Output all of the records exactly as written.

Stored data
--

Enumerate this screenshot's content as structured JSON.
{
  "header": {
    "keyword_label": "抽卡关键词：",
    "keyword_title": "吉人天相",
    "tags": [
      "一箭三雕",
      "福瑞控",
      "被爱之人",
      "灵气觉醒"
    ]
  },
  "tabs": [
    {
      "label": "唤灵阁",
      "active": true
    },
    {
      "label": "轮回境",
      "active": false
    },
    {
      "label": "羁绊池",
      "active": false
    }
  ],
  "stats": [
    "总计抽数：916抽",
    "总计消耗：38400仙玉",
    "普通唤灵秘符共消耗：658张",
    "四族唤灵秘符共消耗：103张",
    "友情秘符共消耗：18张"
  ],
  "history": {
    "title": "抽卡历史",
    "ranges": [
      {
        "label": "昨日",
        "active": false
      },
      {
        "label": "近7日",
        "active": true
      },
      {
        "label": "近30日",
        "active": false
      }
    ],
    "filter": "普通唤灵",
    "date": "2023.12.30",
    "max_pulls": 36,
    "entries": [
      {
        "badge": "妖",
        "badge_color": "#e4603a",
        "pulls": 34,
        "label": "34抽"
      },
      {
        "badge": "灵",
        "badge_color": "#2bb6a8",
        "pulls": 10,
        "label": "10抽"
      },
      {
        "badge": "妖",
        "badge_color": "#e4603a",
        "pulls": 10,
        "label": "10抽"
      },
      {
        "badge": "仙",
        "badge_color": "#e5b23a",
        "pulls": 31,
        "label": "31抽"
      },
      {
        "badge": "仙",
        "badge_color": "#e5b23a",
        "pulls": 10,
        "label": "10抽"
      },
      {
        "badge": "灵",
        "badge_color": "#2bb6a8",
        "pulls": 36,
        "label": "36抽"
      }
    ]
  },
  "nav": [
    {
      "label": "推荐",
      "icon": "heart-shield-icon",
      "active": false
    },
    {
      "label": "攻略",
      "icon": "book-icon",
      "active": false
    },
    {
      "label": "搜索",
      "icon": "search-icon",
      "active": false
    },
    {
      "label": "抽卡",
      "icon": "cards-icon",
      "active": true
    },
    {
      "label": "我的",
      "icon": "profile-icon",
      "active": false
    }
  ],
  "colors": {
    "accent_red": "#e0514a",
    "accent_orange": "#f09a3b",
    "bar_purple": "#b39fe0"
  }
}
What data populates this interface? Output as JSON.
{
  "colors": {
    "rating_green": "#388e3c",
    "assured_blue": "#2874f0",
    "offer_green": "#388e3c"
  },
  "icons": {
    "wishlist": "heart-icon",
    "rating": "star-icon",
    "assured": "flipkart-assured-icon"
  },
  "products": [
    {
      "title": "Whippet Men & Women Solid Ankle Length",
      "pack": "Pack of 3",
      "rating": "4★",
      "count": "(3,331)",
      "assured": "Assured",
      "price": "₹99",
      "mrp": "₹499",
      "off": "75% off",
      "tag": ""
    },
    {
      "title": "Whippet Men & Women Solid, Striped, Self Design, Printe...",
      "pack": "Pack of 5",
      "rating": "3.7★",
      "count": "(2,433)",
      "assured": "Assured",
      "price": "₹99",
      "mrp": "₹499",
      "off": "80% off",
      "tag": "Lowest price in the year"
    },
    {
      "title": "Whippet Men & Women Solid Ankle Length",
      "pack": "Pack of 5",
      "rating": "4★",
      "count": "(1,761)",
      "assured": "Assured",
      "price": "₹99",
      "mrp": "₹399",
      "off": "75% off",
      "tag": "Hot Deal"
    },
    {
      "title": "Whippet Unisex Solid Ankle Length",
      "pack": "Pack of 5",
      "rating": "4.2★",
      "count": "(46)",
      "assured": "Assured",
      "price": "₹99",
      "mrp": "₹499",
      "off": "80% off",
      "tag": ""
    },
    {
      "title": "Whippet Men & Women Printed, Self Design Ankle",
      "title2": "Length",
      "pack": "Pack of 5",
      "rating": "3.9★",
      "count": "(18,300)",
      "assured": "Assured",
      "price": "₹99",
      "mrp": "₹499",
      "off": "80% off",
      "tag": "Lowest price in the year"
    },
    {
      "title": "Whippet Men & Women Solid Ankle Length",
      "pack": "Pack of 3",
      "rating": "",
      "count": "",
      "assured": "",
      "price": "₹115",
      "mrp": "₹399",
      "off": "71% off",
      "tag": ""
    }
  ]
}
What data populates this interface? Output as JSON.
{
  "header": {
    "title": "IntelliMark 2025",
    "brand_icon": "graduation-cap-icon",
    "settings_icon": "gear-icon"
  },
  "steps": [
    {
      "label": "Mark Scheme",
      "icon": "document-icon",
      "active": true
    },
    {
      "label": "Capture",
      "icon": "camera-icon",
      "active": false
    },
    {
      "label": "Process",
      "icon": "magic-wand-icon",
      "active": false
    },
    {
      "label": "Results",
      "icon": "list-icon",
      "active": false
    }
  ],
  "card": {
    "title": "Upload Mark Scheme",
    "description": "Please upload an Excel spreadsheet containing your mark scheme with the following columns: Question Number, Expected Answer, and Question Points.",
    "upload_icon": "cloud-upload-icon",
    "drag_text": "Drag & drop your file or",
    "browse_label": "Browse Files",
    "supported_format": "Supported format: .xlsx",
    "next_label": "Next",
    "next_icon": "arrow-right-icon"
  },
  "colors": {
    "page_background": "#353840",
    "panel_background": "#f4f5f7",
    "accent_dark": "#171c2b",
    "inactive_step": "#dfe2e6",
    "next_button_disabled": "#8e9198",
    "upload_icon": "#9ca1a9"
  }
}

--

● SOLUTION TO THE EXERCISE
Enumerate this screenshot's content as structured JSON.
{
  "header": {
    "keyword_label": "抽卡关键词：",
    "keyword_title": "吉人天相",
    "tags": [
      "一箭三雕",
      "福瑞控",
      "被爱之人",
      "灵气觉醒"
    ]
  },
  "tabs": [
    {
      "label": "唤灵阁",
      "active": true
    },
    {
      "label": "轮回境",
      "active": false
    },
    {
      "label": "羁绊池",
      "active": false
    }
  ],
  "stats": [
    "总计抽数：916抽",
    "总计消耗：38400仙玉",
    "普通唤灵秘符共消耗：658张",
    "四族唤灵秘符共消耗：103张",
    "友情秘符共消耗：18张"
  ],
  "history": {
    "title": "抽卡历史",
    "ranges": [
      {
        "label": "昨日",
        "active": false
      },
      {
        "label": "近7日",
        "active": true
      },
      {
        "label": "近30日",
        "active": false
      }
    ],
    "filter": "普通唤灵",
    "date": "2023.12.30",
    "max_pulls": 36,
    "entries": [
      {
        "badge": "妖",
        "badge_color": "#e4603a",
        "pulls": 34,
        "label": "34抽"
      },
      {
        "badge": "灵",
        "badge_color": "#2bb6a8",
        "pulls": 10,
        "label": "10抽"
      },
      {
        "badge": "妖",
        "badge_color": "#e4603a",
        "pulls": 10,
        "label": "10抽"
      },
      {
        "badge": "仙",
        "badge_color": "#e5b23a",
        "pulls": 31,
        "label": "31抽"
      },
      {
        "badge": "仙",
        "badge_color": "#e5b23a",
        "pulls": 10,
        "label": "10抽"
      },
      {
        "badge": "灵",
        "badge_color": "#2bb6a8",
        "pulls": 36,
        "label": "36抽"
      }
    ]
  },
  "nav": [
    {
      "label": "推荐",
      "icon": "heart-shield-icon",
      "active": false
    },
    {
      "label": "攻略",
      "icon": "book-icon",
      "active": false
    },
    {
      "label": "搜索",
      "icon": "search-icon",
      "active": false
    },
    {
      "label": "抽卡",
      "icon": "cards-icon",
      "active": true
    },
    {
      "label": "我的",
      "icon": "profile-icon",
      "active": false
    }
  ],
  "colors": {
    "accent_red": "#e0514a",
    "accent_orange": "#f09a3b",
    "bar_purple": "#b39fe0"
  }
}
What data populates this interface? Output as JSON.
{
  "colors": {
    "rating_green": "#388e3c",
    "assured_blue": "#2874f0",
    "offer_green": "#388e3c"
  },
  "icons": {
    "wishlist": "heart-icon",
    "rating": "star-icon",
    "assured": "flipkart-assured-icon"
  },
  "products": [
    {
      "title": "Whippet Men & Women Solid Ankle Length",
      "pack": "Pack of 3",
      "rating": "4★",
      "count": "(3,331)",
      "assured": "Assured",
      "price": "₹99",
      "mrp": "₹499",
      "off": "75% off",
      "tag": ""
    },
    {
      "title": "Whippet Men & Women Solid, Striped, Self Design, Printe...",
      "pack": "Pack of 5",
      "rating": "3.7★",
      "count": "(2,433)",
      "assured": "Assured",
      "price": "₹99",
      "mrp": "₹499",
      "off": "80% off",
      "tag": "Lowest price in the year"
    },
    {
      "title": "Whippet Men & Women Solid Ankle Length",
      "pack": "Pack of 5",
      "rating": "4★",
      "count": "(1,761)",
      "assured": "Assured",
      "price": "₹99",
      "mrp": "₹399",
      "off": "75% off",
      "tag": "Hot Deal"
    },
    {
      "title": "Whippet Unisex Solid Ankle Length",
      "pack": "Pack of 5",
      "rating": "4.2★",
      "count": "(46)",
      "assured": "Assured",
      "price": "₹99",
      "mrp": "₹499",
      "off": "80% off",
      "tag": ""
    },
    {
      "title": "Whippet Men & Women Printed, Self Design Ankle",
      "title2": "Length",
      "pack": "Pack of 5",
      "rating": "3.9★",
      "count": "(18,300)",
      "assured": "Assured",
      "price": "₹99",
      "mrp": "₹499",
      "off": "80% off",
      "tag": "Lowest price in the year"
    },
    {
      "title": "Whippet Men & Women Solid Ankle Length",
      "pack": "Pack of 3",
      "rating": "",
      "count": "",
      "assured": "",
      "price": "₹115",
      "mrp": "₹399",
      "off": "71% off",
      "tag": ""
    }
  ]
}
What data populates this interface? Output as JSON.
{
  "header": {
    "title": "IntelliMark 2025",
    "brand_icon": "graduation-cap-icon",
    "settings_icon": "gear-icon"
  },
  "steps": [
    {
      "label": "Mark Scheme",
      "icon": "document-icon",
      "active": true
    },
    {
      "label": "Capture",
      "icon": "camera-icon",
      "active": false
    },
    {
      "label": "Process",
      "icon": "magic-wand-icon",
      "active": false
    },
    {
      "label": "Results",
      "icon": "list-icon",
      "active": false
    }
  ],
  "card": {
    "title": "Upload Mark Scheme",
    "description": "Please upload an Excel spreadsheet containing your mark scheme with the following columns: Question Number, Expected Answer, and Question Points.",
    "upload_icon": "cloud-upload-icon",
    "drag_text": "Drag & drop your file or",
    "browse_label": "Browse Files",
    "supported_format": "Supported format: .xlsx",
    "next_label": "Next",
    "next_icon": "arrow-right-icon"
  },
  "colors": {
    "page_background": "#353840",
    "panel_background": "#f4f5f7",
    "accent_dark": "#171c2b",
    "inactive_step": "#dfe2e6",
    "next_button_disabled": "#8e9198",
    "upload_icon": "#9ca1a9"
  }
}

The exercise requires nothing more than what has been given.